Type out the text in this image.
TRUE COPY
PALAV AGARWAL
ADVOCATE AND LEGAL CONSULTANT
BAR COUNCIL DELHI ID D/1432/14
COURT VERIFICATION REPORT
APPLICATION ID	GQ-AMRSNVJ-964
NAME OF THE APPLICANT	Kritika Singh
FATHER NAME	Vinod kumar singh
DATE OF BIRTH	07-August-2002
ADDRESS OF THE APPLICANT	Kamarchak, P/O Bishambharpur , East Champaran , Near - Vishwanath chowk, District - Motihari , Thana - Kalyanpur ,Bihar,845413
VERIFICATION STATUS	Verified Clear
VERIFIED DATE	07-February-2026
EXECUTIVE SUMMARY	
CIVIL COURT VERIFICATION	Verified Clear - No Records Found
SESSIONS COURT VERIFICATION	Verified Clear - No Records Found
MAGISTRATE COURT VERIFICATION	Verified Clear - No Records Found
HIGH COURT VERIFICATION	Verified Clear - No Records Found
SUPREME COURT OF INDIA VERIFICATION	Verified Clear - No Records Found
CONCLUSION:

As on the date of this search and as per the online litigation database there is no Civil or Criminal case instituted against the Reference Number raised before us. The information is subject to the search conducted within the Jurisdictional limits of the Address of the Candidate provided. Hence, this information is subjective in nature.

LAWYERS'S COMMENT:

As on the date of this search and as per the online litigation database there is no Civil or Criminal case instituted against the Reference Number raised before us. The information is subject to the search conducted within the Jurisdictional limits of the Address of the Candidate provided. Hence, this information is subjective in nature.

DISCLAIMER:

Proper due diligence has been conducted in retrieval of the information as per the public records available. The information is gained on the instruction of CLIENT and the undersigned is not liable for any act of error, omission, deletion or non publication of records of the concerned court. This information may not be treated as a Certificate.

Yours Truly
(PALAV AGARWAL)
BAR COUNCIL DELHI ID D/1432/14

********************

== Exercise task ==
Go back to the listing above and please repeat it exactly.

== Solution to the problem ==
Type out the text in this image.
TRUE COPY
PALAV AGARWAL
ADVOCATE AND LEGAL CONSULTANT
BAR COUNCIL DELHI ID D/1432/14
COURT VERIFICATION REPORT
APPLICATION ID	GQ-AMRSNVJ-964
NAME OF THE APPLICANT	Kritika Singh
FATHER NAME	Vinod kumar singh
DATE OF BIRTH	07-August-2002
ADDRESS OF THE APPLICANT	Kamarchak, P/O Bishambharpur , East Champaran , Near - Vishwanath chowk, District - Motihari , Thana - Kalyanpur ,Bihar,845413
VERIFICATION STATUS	Verified Clear
VERIFIED DATE	07-February-2026
EXECUTIVE SUMMARY	
CIVIL COURT VERIFICATION	Verified Clear - No Records Found
SESSIONS COURT VERIFICATION	Verified Clear - No Records Found
MAGISTRATE COURT VERIFICATION	Verified Clear - No Records Found
HIGH COURT VERIFICATION	Verified Clear - No Records Found
SUPREME COURT OF INDIA VERIFICATION	Verified Clear - No Records Found
CONCLUSION:

As on the date of this search and as per the online litigation database there is no Civil or Criminal case instituted against the Reference Number raised before us. The information is subject to the search conducted within the Jurisdictional limits of the Address of the Candidate provided. Hence, this information is subjective in nature.

LAWYERS'S COMMENT:

As on the date of this search and as per the online litigation database there is no Civil or Criminal case instituted against the Reference Number raised before us. The information is subject to the search conducted within the Jurisdictional limits of the Address of the Candidate provided. Hence, this information is subjective in nature.

DISCLAIMER:

Proper due diligence has been conducted in retrieval of the information as per the public records available. The information is gained on the instruction of CLIENT and the undersigned is not liable for any act of error, omission, deletion or non publication of records of the concerned court. This information may not be treated as a Certificate.

Yours Truly
(PALAV AGARWAL)
BAR COUNCIL DELHI ID D/1432/14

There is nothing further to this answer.